(Stored entries)
++++++++++++++++++++
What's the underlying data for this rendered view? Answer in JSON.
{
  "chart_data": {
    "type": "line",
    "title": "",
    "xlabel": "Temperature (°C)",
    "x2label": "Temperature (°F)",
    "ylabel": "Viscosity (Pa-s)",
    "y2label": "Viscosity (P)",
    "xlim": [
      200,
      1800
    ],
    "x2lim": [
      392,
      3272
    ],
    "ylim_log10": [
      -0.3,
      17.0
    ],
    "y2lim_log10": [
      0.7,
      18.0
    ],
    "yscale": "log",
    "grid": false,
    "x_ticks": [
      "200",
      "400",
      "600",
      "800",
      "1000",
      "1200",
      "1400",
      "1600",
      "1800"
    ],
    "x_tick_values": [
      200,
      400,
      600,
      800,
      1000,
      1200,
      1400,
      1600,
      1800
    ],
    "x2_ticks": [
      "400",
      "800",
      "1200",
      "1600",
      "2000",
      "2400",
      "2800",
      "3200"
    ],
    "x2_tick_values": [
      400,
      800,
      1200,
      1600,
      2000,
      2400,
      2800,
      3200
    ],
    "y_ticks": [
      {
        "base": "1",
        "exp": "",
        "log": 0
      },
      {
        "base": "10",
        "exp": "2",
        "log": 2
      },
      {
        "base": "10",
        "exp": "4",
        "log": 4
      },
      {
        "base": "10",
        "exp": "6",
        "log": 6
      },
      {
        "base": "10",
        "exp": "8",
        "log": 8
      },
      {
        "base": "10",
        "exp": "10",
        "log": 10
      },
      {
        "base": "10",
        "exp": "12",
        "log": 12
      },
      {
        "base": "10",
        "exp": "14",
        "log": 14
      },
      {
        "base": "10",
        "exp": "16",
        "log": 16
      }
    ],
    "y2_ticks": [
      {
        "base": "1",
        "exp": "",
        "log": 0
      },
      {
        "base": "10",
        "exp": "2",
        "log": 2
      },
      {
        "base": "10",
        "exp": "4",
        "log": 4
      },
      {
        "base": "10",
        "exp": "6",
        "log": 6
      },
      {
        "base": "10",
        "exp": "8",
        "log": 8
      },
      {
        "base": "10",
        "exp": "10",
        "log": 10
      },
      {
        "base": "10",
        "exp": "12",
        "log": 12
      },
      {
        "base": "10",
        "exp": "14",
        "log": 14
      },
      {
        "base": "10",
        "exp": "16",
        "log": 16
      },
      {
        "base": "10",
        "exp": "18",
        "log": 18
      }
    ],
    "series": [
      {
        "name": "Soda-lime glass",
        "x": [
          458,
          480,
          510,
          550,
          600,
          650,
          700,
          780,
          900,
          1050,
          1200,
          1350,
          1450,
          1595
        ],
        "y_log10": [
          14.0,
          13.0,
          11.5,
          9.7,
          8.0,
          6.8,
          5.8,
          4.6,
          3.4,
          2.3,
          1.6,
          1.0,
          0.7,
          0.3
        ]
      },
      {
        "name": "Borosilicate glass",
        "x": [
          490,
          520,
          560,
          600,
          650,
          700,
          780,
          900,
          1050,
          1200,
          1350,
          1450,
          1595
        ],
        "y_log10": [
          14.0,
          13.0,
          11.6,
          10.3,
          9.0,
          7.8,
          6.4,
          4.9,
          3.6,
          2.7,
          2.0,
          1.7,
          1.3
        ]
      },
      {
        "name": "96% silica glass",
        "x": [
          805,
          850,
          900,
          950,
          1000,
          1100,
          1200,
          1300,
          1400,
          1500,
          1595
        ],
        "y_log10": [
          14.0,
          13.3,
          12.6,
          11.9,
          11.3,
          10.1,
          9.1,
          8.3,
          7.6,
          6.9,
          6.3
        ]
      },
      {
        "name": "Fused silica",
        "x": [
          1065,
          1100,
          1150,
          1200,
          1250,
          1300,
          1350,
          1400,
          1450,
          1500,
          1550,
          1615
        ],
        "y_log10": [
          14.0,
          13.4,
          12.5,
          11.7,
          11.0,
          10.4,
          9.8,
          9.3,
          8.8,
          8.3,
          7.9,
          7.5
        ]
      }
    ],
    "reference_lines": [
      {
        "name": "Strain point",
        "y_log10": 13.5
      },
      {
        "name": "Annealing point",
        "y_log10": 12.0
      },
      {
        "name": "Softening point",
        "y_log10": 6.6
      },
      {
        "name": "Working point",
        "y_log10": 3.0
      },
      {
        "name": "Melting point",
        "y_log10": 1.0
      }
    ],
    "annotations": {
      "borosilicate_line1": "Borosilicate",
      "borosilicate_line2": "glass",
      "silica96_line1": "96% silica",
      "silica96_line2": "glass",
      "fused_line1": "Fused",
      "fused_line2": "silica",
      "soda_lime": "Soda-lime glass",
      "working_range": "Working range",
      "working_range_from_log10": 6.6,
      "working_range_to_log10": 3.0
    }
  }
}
++++++++++++++++++++
_Written request_: Write the entries again, exactly as they stand.

_Correct answer_:
What's the underlying data for this rendered view? Answer in JSON.
{
  "chart_data": {
    "type": "line",
    "title": "",
    "xlabel": "Temperature (°C)",
    "x2label": "Temperature (°F)",
    "ylabel": "Viscosity (Pa-s)",
    "y2label": "Viscosity (P)",
    "xlim": [
      200,
      1800
    ],
    "x2lim": [
      392,
      3272
    ],
    "ylim_log10": [
      -0.3,
      17.0
    ],
    "y2lim_log10": [
      0.7,
      18.0
    ],
    "yscale": "log",
    "grid": false,
    "x_ticks": [
      "200",
      "400",
      "600",
      "800",
      "1000",
      "1200",
      "1400",
      "1600",
      "1800"
    ],
    "x_tick_values": [
      200,
      400,
      600,
      800,
      1000,
      1200,
      1400,
      1600,
      1800
    ],
    "x2_ticks": [
      "400",
      "800",
      "1200",
      "1600",
      "2000",
      "2400",
      "2800",
      "3200"
    ],
    "x2_tick_values": [
      400,
      800,
      1200,
      1600,
      2000,
      2400,
      2800,
      3200
    ],
    "y_ticks": [
      {
        "base": "1",
        "exp": "",
        "log": 0
      },
      {
        "base": "10",
        "exp": "2",
        "log": 2
      },
      {
        "base": "10",
        "exp": "4",
        "log": 4
      },
      {
        "base": "10",
        "exp": "6",
        "log": 6
      },
      {
        "base": "10",
        "exp": "8",
        "log": 8
      },
      {
        "base": "10",
        "exp": "10",
        "log": 10
      },
      {
        "base": "10",
        "exp": "12",
        "log": 12
      },
      {
        "base": "10",
        "exp": "14",
        "log": 14
      },
      {
        "base": "10",
        "exp": "16",
        "log": 16
      }
    ],
    "y2_ticks": [
      {
        "base": "1",
        "exp": "",
        "log": 0
      },
      {
        "base": "10",
        "exp": "2",
        "log": 2
      },
      {
        "base": "10",
        "exp": "4",
        "log": 4
      },
      {
        "base": "10",
        "exp": "6",
        "log": 6
      },
      {
        "base": "10",
        "exp": "8",
        "log": 8
      },
      {
        "base": "10",
        "exp": "10",
        "log": 10
      },
      {
        "base": "10",
        "exp": "12",
        "log": 12
      },
      {
        "base": "10",
        "exp": "14",
        "log": 14
      },
      {
        "base": "10",
        "exp": "16",
        "log": 16
      },
      {
        "base": "10",
        "exp": "18",
        "log": 18
      }
    ],
    "series": [
      {
        "name": "Soda-lime glass",
        "x": [
          458,
          480,
          510,
          550,
          600,
          650,
          700,
          780,
          900,
          1050,
          1200,
          1350,
          1450,
          1595
        ],
        "y_log10": [
          14.0,
          13.0,
          11.5,
          9.7,
          8.0,
          6.8,
          5.8,
          4.6,
          3.4,
          2.3,
          1.6,
          1.0,
          0.7,
          0.3
        ]
      },
      {
        "name": "Borosilicate glass",
        "x": [
          490,
          520,
          560,
          600,
          650,
          700,
          780,
          900,
          1050,
          1200,
          1350,
          1450,
          1595
        ],
        "y_log10": [
          14.0,
          13.0,
          11.6,
          10.3,
          9.0,
          7.8,
          6.4,
          4.9,
          3.6,
          2.7,
          2.0,
          1.7,
          1.3
        ]
      },
      {
        "name": "96% silica glass",
        "x": [
          805,
          850,
          900,
          950,
          1000,
          1100,
          1200,
          1300,
          1400,
          1500,
          1595
        ],
        "y_log10": [
          14.0,
          13.3,
          12.6,
          11.9,
          11.3,
          10.1,
          9.1,
          8.3,
          7.6,
          6.9,
          6.3
        ]
      },
      {
        "name": "Fused silica",
        "x": [
          1065,
          1100,
          1150,
          1200,
          1250,
          1300,
          1350,
          1400,
          1450,
          1500,
          1550,
          1615
        ],
        "y_log10": [
          14.0,
          13.4,
          12.5,
          11.7,
          11.0,
          10.4,
          9.8,
          9.3,
          8.8,
          8.3,
          7.9,
          7.5
        ]
      }
    ],
    "reference_lines": [
      {
        "name": "Strain point",
        "y_log10": 13.5
      },
      {
        "name": "Annealing point",
        "y_log10": 12.0
      },
      {
        "name": "Softening point",
        "y_log10": 6.6
      },
      {
        "name": "Working point",
        "y_log10": 3.0
      },
      {
        "name": "Melting point",
        "y_log10": 1.0
      }
    ],
    "annotations": {
      "borosilicate_line1": "Borosilicate",
      "borosilicate_line2": "glass",
      "silica96_line1": "96% silica",
      "silica96_line2": "glass",
      "fused_line1": "Fused",
      "fused_line2": "silica",
      "soda_lime": "Soda-lime glass",
      "working_range": "Working range",
      "working_range_from_log10": 6.6,
      "working_range_to_log10": 3.0
    }
  }
}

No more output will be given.